Print every record below exactly as written.

§ **Saved entries**:
----

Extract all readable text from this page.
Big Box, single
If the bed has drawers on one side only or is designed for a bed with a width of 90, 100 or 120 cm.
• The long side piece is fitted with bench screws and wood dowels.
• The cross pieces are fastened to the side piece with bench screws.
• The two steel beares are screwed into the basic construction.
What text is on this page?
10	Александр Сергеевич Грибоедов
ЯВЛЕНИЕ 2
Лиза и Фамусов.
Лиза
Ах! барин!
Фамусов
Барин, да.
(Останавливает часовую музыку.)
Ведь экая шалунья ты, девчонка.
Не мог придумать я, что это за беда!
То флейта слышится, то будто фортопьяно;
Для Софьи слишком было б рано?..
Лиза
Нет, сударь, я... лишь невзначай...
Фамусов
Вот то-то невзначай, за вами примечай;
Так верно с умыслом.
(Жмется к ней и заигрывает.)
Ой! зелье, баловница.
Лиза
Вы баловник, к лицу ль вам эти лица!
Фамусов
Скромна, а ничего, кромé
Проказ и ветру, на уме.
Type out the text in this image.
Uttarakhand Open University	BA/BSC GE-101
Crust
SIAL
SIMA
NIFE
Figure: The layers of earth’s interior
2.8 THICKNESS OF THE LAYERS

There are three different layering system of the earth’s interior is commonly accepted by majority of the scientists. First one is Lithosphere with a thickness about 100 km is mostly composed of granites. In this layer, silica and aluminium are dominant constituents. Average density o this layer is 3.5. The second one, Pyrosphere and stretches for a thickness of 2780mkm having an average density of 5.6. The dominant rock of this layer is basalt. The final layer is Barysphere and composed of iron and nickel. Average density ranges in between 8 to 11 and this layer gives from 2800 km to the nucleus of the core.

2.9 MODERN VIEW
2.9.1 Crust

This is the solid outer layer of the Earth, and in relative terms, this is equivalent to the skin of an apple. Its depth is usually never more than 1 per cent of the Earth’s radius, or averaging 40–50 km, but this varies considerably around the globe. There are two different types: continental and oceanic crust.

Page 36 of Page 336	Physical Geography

----

§ **Response for this exercise**:
Extract all readable text from this page.
Big Box, single
If the bed has drawers on one side only or is designed for a bed with a width of 90, 100 or 120 cm.
• The long side piece is fitted with bench screws and wood dowels.
• The cross pieces are fastened to the side piece with bench screws.
• The two steel beares are screwed into the basic construction.
What text is on this page?
10	Александр Сергеевич Грибоедов
ЯВЛЕНИЕ 2
Лиза и Фамусов.
Лиза
Ах! барин!
Фамусов
Барин, да.
(Останавливает часовую музыку.)
Ведь экая шалунья ты, девчонка.
Не мог придумать я, что это за беда!
То флейта слышится, то будто фортопьяно;
Для Софьи слишком было б рано?..
Лиза
Нет, сударь, я... лишь невзначай...
Фамусов
Вот то-то невзначай, за вами примечай;
Так верно с умыслом.
(Жмется к ней и заигрывает.)
Ой! зелье, баловница.
Лиза
Вы баловник, к лицу ль вам эти лица!
Фамусов
Скромна, а ничего, кромé
Проказ и ветру, на уме.
Type out the text in this image.
Uttarakhand Open University	BA/BSC GE-101
Crust
SIAL
SIMA
NIFE
Figure: The layers of earth’s interior
2.8 THICKNESS OF THE LAYERS

There are three different layering system of the earth’s interior is commonly accepted by majority of the scientists. First one is Lithosphere with a thickness about 100 km is mostly composed of granites. In this layer, silica and aluminium are dominant constituents. Average density o this layer is 3.5. The second one, Pyrosphere and stretches for a thickness of 2780mkm having an average density of 5.6. The dominant rock of this layer is basalt. The final layer is Barysphere and composed of iron and nickel. Average density ranges in between 8 to 11 and this layer gives from 2800 km to the nucleus of the core.

2.9 MODERN VIEW
2.9.1 Crust

This is the solid outer layer of the Earth, and in relative terms, this is equivalent to the skin of an apple. Its depth is usually never more than 1 per cent of the Earth’s radius, or averaging 40–50 km, but this varies considerably around the globe. There are two different types: continental and oceanic crust.

Page 36 of Page 336	Physical Geography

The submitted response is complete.